Go through the data below. Pull out every line that has the word "title".

(Data entries)
* begin *
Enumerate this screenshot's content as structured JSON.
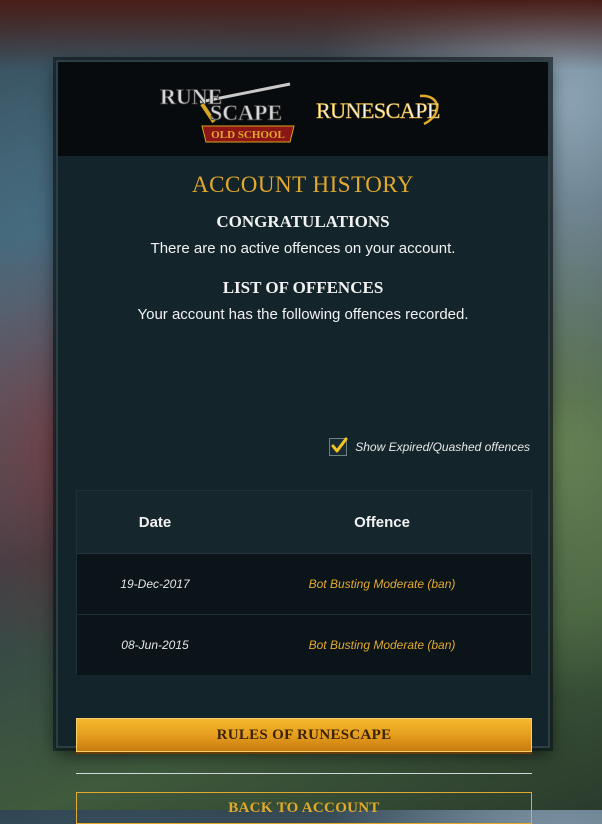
{
  "logos": {
    "osrs": {
      "line1": "RUNE",
      "line2": "SCAPE",
      "banner": "OLD SCHOOL"
    },
    "runescape": "RUNESCAPE"
  },
  "page": {
    "title": "ACCOUNT HISTORY",
    "congrats_heading": "CONGRATULATIONS",
    "congrats_text": "There are no active offences on your account.",
    "offences_heading": "LIST OF OFFENCES",
    "offences_text": "Your account has the following offences recorded."
  },
  "filter": {
    "show_expired_label": "Show Expired/Quashed offences",
    "checked": true
  },
  "table": {
    "headers": {
      "date": "Date",
      "offence": "Offence"
    },
    "rows": [
      {
        "date": "19-Dec-2017",
        "offence": "Bot Busting Moderate (ban)"
      },
      {
        "date": "08-Jun-2015",
        "offence": "Bot Busting Moderate (ban)"
      }
    ]
  },
  "buttons": {
    "rules": "RULES OF RUNESCAPE",
    "back": "BACK TO ACCOUNT"
  },
  "colors": {
    "accent_gold": "#e2a92d",
    "panel_bg": "#13242b",
    "text_light": "#f2f2f2"
  }
}
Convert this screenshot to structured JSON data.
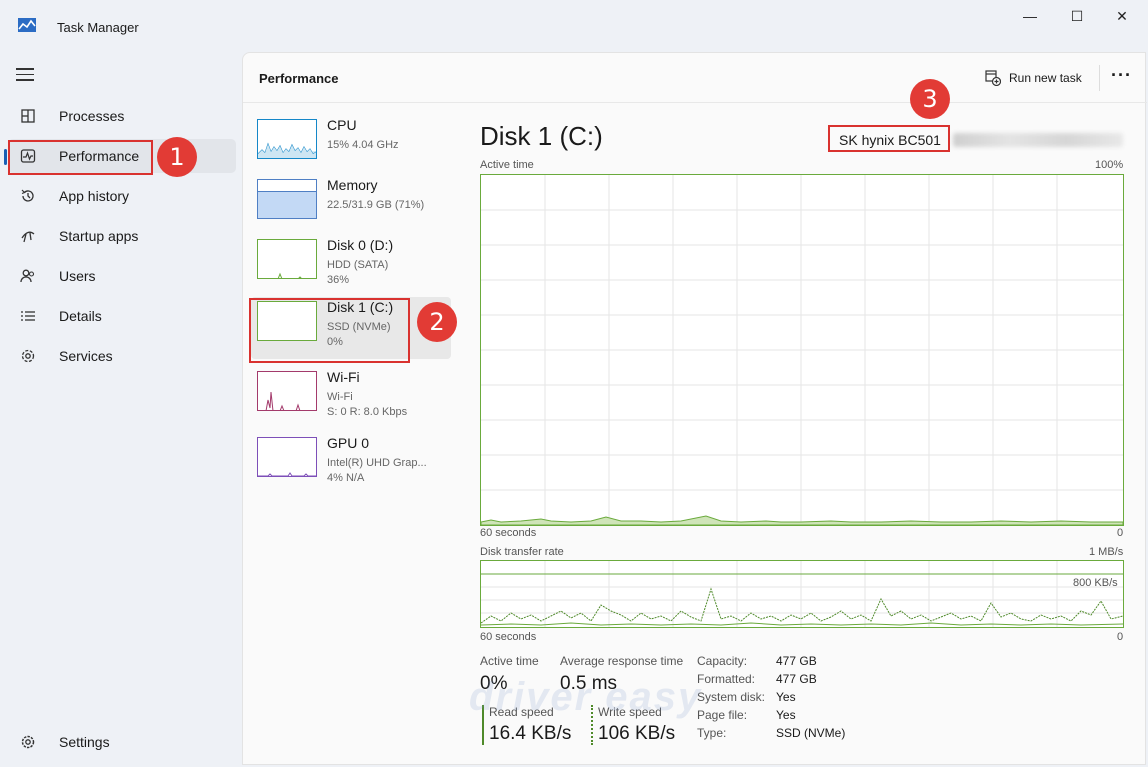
{
  "window": {
    "title": "Task Manager",
    "minimize": "—",
    "maximize": "☐",
    "close": "✕"
  },
  "sidebar": {
    "items": [
      {
        "label": "Processes",
        "icon": "processes-icon"
      },
      {
        "label": "Performance",
        "icon": "performance-icon"
      },
      {
        "label": "App history",
        "icon": "history-icon"
      },
      {
        "label": "Startup apps",
        "icon": "startup-icon"
      },
      {
        "label": "Users",
        "icon": "users-icon"
      },
      {
        "label": "Details",
        "icon": "details-icon"
      },
      {
        "label": "Services",
        "icon": "services-icon"
      }
    ],
    "settings_label": "Settings"
  },
  "header": {
    "title": "Performance",
    "run_new_task": "Run new task",
    "more": "···"
  },
  "resources": [
    {
      "name": "CPU",
      "sub1": "15% 4.04 GHz",
      "sub2": ""
    },
    {
      "name": "Memory",
      "sub1": "22.5/31.9 GB (71%)",
      "sub2": ""
    },
    {
      "name": "Disk 0 (D:)",
      "sub1": "HDD (SATA)",
      "sub2": "36%"
    },
    {
      "name": "Disk 1 (C:)",
      "sub1": "SSD (NVMe)",
      "sub2": "0%"
    },
    {
      "name": "Wi-Fi",
      "sub1": "Wi-Fi",
      "sub2": "S: 0 R: 8.0 Kbps"
    },
    {
      "name": "GPU 0",
      "sub1": "Intel(R) UHD Grap...",
      "sub2": "4% N/A"
    }
  ],
  "detail": {
    "title": "Disk 1 (C:)",
    "model": "SK hynix BC501",
    "active_time_graph": {
      "label": "Active time",
      "max": "100%",
      "x_left": "60 seconds",
      "x_right": "0"
    },
    "transfer_graph": {
      "label": "Disk transfer rate",
      "max": "1 MB/s",
      "mid": "800 KB/s",
      "x_left": "60 seconds",
      "x_right": "0"
    },
    "stats": {
      "active_time_label": "Active time",
      "active_time_value": "0%",
      "avg_response_label": "Average response time",
      "avg_response_value": "0.5 ms",
      "read_speed_label": "Read speed",
      "read_speed_value": "16.4 KB/s",
      "write_speed_label": "Write speed",
      "write_speed_value": "106 KB/s"
    },
    "properties": [
      {
        "label": "Capacity:",
        "value": "477 GB"
      },
      {
        "label": "Formatted:",
        "value": "477 GB"
      },
      {
        "label": "System disk:",
        "value": "Yes"
      },
      {
        "label": "Page file:",
        "value": "Yes"
      },
      {
        "label": "Type:",
        "value": "SSD (NVMe)"
      }
    ]
  },
  "annotations": {
    "badge1": "1",
    "badge2": "2",
    "badge3": "3",
    "watermark": "driver easy"
  },
  "colors": {
    "accent": "#1a5fb4",
    "disk_green": "#6aaa3c",
    "annotation_red": "#d9322f"
  }
}
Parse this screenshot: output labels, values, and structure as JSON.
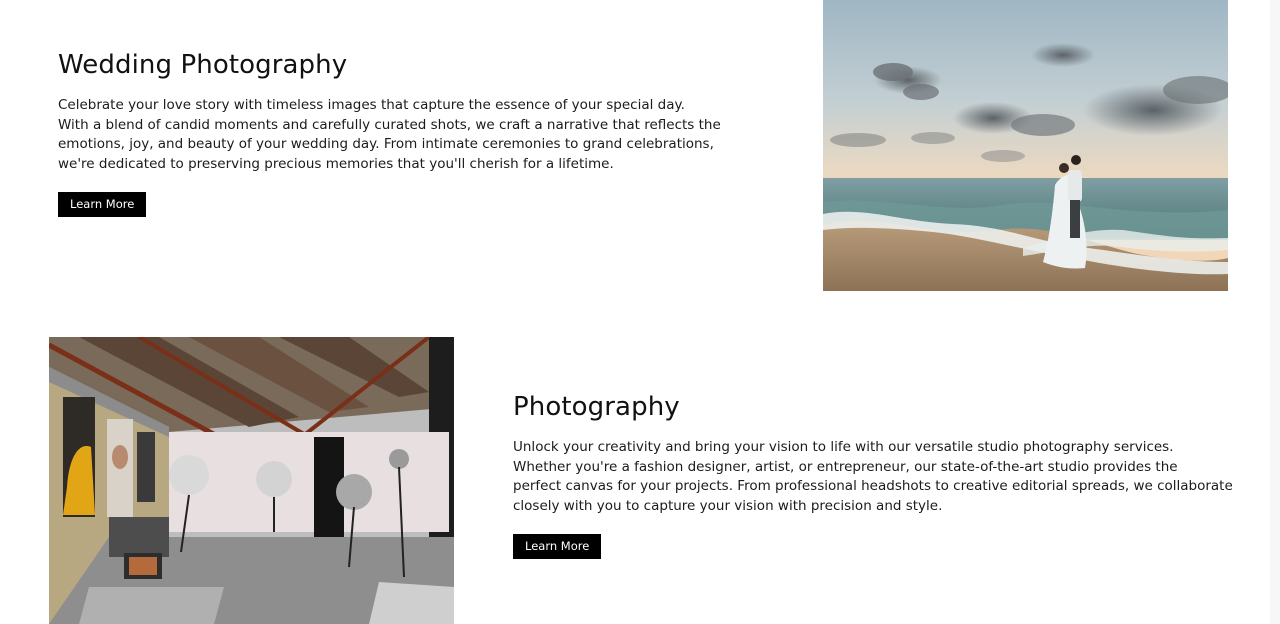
{
  "sections": [
    {
      "title": "Wedding Photography",
      "body_lines": [
        "Celebrate your love story with timeless images that capture the essence of your special day.",
        "With a blend of candid moments and carefully curated shots, we craft a narrative that reflects the",
        "emotions, joy, and beauty of your wedding day. From intimate ceremonies to grand celebrations,",
        "we're dedicated to preserving precious memories that you'll cherish for a lifetime."
      ],
      "button_label": "Learn More"
    },
    {
      "title": "Photography",
      "body_lines": [
        "Unlock your creativity and bring your vision to life with our versatile studio photography services.",
        "Whether you're a fashion designer, artist, or entrepreneur, our state-of-the-art studio provides the",
        "perfect canvas for your projects. From professional headshots to creative editorial spreads, we collaborate",
        "closely with you to capture your vision with precision and style."
      ],
      "button_label": "Learn More"
    }
  ],
  "colors": {
    "button_bg": "#000000",
    "button_text": "#ffffff",
    "text": "#111111",
    "background": "#ffffff"
  }
}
* end *
▶ **ANSWER TO THIS TASK**
    "title": "ACCOUNT HISTORY",
    "title": "Task Manager",
    "title": "Performance",
    "title": "Disk 1 (C:)",
      "title": "Wedding Photography",
      "title": "Photography",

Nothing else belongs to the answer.